- Exercise set
- A) Repeat the passage of the jobs report article between "Maybe, just maybe, this" and "somewhat fewer layoffs.", inclusive.
- B) Go on with the article previewing the March jobs report, starting after its final sentence.

May 24, 2024

Economix: Looking Ahead to the Jobs Report

Maybe, just maybe, this is the month the job number pops.

The March job report will be released Friday morning, and quite a few economists, to the extent that they can be drawn into such discussions, are betting on a number just short of 200,000.

It’s not hard to understand that bet. The weekly unemployment claims have declined steadily, from the mid-400,000s to the neighborhood of 385,000. In almost any other context, the latter would be a grim number indeed. But in this slowest and most sluggish of recoveries, it is a sign of somewhat fewer layoffs.

And the unemployment numbers for February offered signs of hope as well. The economy added 192,000 jobs, and the 12th consecutive month of gains by companies. A comparable gain in March would provide the strongest two-month performance since last spring, when short-term Census hiring was driving the trend and private sector hiring was still weak.

“I suspect tomorrow will be the first time I use ‘traction’ and ‘momentum,’ ” said Heidi Shierholz, an economist at the liberal Economic Policy Institute. “I suspect that the workers on the sideline will start coming back in.”

This could lead to a paradoxical moment, however, as the unemployment rate might rise even as jobs are added. It now stands at 8.9 percent. The explanation goes to the size of the work force, which has steadily diminished for several years. Just 64.2 percent of adults are either in the work force, or looking for a job; that’s the lowest labor participation rate in a quarter-century.

Many Americans, in other words, have given up hope of finding work in this most terrible of economies, and survive on a spouse’s salary or savings. And they wait and hope for an upturn. “The unemployment rate may go up, but the bad news will be the good news,” Ms. Shierholz noted. “It will mean people feel better about getting back into the economy.”

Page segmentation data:
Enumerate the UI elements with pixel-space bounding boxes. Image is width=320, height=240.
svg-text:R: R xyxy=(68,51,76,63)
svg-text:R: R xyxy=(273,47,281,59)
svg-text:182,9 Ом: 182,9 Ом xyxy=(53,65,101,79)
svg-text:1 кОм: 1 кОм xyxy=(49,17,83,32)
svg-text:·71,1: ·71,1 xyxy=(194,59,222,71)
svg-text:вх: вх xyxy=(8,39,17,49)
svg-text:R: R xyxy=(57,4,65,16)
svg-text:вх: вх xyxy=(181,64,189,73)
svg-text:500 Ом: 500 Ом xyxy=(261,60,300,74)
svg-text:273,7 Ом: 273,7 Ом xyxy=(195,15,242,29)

- Answers to each task
- A)
Maybe, just maybe, this is the month the job number pops.

The March job report will be released Friday morning, and quite a few economists, to the extent that they can be drawn into such discussions, are betting on a number just short of 200,000.

It’s not hard to understand that bet. The weekly unemployment claims have declined steadily, from the mid-400,000s to the neighborhood of 385,000. In almost any other context, the latter would be a grim number indeed. But in this slowest and most sluggish of recoveries, it is a sign of somewhat fewer layoffs.

- B)
The larger question is what the medium-term future augurs. Will the job force continue to expand through the spring, and perhaps start to add jobs with enough vigor — 300,000, say — to reduce the unemployment rate substantially? As Ms. Shierholz notes, if the economy adds 200,000 jobs a month, it will be 2019 before it reaches the same employment rate as before the Great Recession started. (Since the recession began in December 2007, the economy has shed 7.5 million jobs.)

Many economists speak optimistically of the spring, but the outlook grows uncertain after that. The international storm clouds are many, from spectacular debt problems in Europe to revolution sweeping the oil-rich Middle East to Japan and its many maladies. And then there is the possibility of a government shutdown in Washington, as the Republican House challenges the White House.

Some of the problems arising from these storms, such as higher oil prices, could take a while to work through the economy and, possibly to erode consumer confidence.

“The first half of this year will be the best job market that we’ll see in this whole expansion,” said David Levy of the Jerome Levy Forecasting Center. “We’re riding the crest of earnings. “But after that, and looking toward 2012, the situation is very questionable.”